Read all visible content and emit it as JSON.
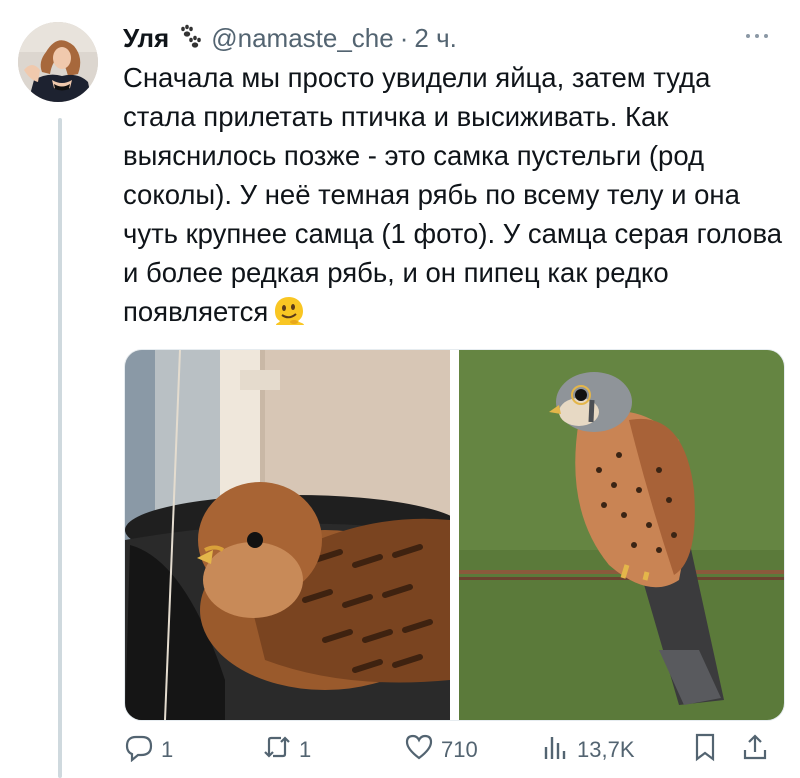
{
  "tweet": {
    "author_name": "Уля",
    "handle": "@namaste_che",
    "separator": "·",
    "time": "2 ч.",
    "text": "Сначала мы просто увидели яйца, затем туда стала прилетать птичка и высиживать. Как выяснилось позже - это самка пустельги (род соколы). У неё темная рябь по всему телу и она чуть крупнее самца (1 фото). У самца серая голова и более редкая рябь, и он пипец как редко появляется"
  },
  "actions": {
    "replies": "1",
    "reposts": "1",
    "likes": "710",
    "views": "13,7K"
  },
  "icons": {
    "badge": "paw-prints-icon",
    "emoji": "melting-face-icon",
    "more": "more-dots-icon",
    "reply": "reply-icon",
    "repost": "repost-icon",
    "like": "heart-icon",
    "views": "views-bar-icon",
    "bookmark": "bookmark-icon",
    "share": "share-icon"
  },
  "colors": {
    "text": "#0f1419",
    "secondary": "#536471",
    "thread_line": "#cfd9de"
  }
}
---
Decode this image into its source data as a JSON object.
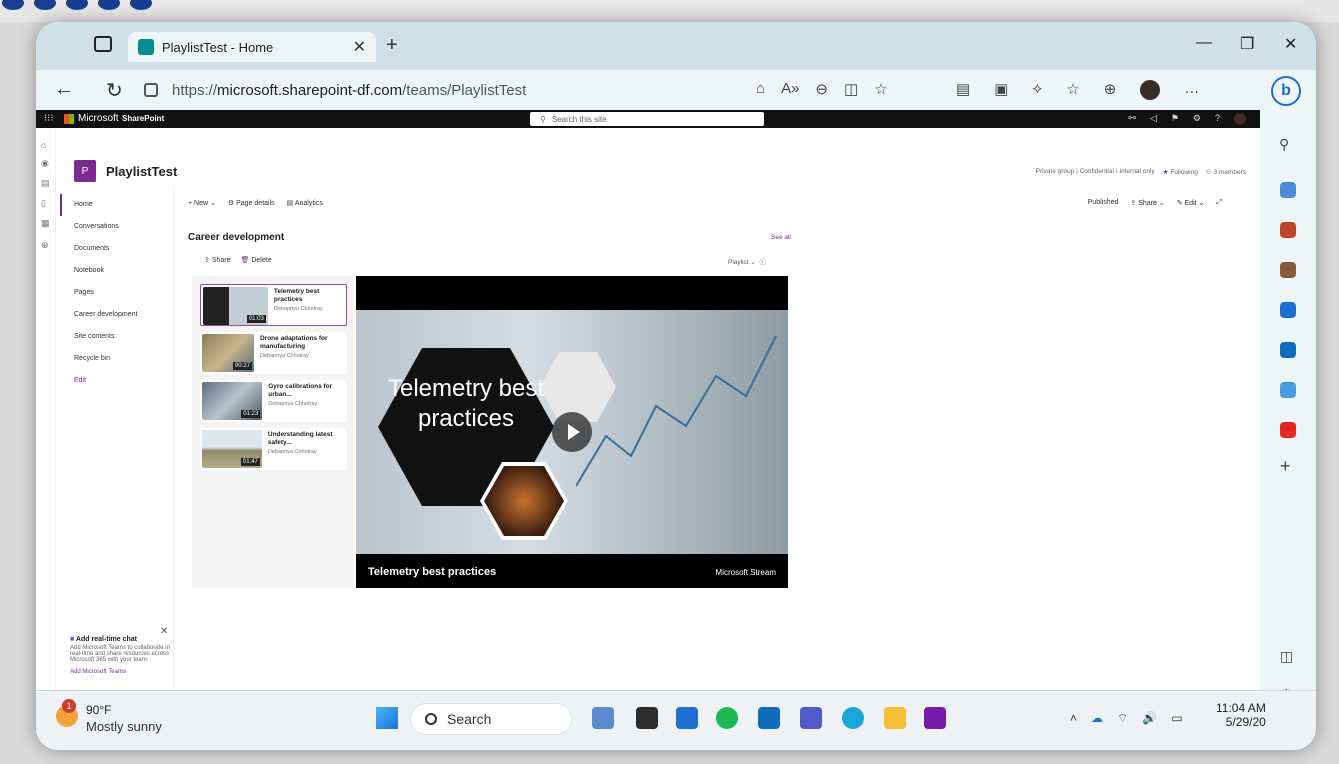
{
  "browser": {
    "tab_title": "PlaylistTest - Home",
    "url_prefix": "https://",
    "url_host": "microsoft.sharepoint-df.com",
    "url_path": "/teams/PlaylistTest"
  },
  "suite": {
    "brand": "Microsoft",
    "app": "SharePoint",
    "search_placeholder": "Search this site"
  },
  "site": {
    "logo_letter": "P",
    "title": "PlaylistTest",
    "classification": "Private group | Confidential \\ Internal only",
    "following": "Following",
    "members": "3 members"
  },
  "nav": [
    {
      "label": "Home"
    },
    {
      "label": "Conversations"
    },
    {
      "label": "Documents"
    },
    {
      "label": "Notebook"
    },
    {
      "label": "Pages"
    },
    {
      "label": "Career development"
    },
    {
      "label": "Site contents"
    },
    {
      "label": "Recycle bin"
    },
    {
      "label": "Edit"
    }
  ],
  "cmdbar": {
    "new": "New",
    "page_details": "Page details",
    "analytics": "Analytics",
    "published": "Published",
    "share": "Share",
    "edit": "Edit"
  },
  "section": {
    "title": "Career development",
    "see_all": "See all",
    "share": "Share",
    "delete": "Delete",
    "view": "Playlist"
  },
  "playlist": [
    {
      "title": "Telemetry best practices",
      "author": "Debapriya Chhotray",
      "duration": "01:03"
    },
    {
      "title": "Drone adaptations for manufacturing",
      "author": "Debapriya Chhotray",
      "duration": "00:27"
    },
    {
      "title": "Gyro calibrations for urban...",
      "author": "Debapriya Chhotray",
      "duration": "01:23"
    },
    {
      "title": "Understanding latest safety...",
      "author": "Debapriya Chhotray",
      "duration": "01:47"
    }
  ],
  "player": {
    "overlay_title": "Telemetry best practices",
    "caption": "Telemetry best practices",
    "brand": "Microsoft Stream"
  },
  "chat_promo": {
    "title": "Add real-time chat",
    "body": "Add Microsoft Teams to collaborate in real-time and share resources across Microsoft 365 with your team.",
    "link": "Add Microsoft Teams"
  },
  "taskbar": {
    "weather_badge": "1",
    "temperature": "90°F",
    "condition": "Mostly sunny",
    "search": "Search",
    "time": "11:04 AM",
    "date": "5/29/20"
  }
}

- _WHAT YOU WILL DO_:
From the data above, count the lines where "Career" occurs and give that figure and nothing else.

- _FINAL RESULT_:
2